[START OF DATA SECTION]
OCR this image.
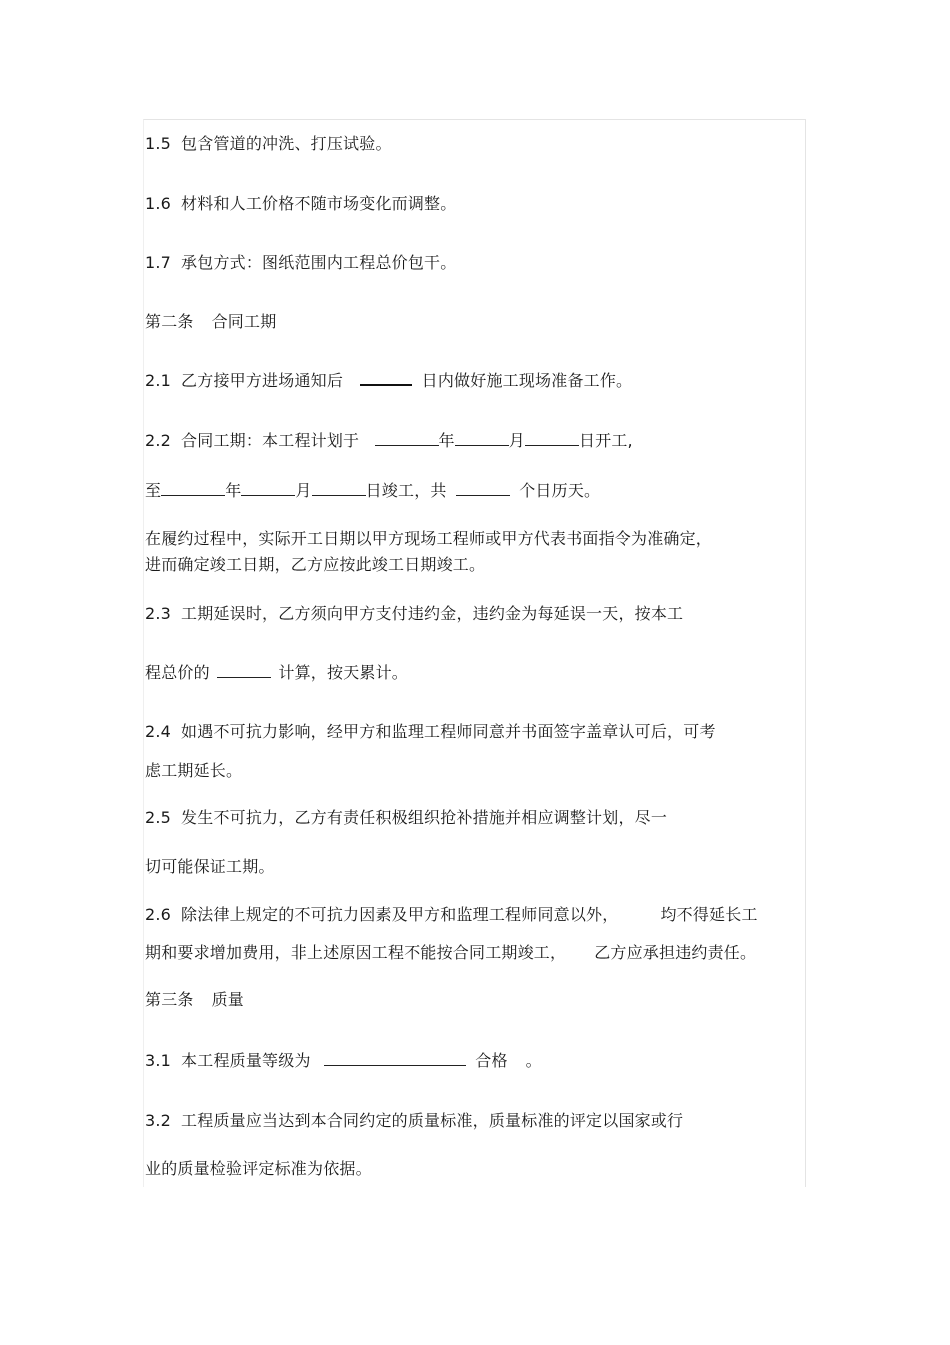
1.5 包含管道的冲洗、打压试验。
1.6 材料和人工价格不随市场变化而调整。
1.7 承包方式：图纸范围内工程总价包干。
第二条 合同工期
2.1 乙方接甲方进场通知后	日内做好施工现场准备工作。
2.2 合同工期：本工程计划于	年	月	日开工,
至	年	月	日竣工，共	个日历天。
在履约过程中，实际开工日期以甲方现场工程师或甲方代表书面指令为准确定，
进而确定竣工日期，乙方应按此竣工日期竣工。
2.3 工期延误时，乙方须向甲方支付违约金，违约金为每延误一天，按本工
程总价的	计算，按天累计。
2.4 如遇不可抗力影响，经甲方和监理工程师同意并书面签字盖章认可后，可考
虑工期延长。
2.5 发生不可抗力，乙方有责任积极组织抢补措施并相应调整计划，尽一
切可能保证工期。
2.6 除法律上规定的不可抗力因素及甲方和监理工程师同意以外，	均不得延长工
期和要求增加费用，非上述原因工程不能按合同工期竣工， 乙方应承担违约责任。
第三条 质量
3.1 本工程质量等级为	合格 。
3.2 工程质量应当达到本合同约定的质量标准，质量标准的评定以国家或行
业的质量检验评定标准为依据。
[END OF DATA SECTION]
[START OF DATA SECTION]
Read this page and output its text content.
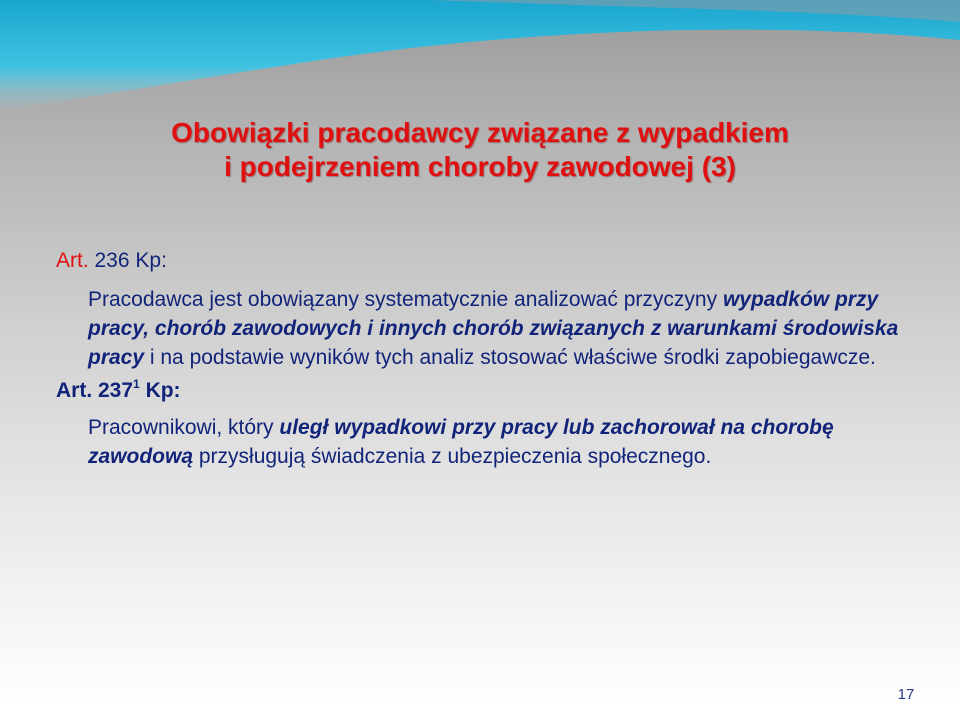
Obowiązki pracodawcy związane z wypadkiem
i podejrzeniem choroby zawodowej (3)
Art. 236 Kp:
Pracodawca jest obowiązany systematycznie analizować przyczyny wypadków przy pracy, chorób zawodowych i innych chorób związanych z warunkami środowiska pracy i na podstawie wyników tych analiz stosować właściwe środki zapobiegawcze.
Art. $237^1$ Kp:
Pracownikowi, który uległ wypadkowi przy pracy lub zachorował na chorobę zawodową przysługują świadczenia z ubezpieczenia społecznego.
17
[END OF DATA SECTION]
GOAL – Reproduce each line of the entries in which the word "przy" is found.

TASK SOLUTION –
Pracodawca jest obowiązany systematycznie analizować przyczyny wypadków przy pracy, chorób zawodowych i innych chorób związanych z warunkami środowiska pracy i na podstawie wyników tych analiz stosować właściwe środki zapobiegawcze.
Pracownikowi, który uległ wypadkowi przy pracy lub zachorował na chorobę zawodową przysługują świadczenia z ubezpieczenia społecznego.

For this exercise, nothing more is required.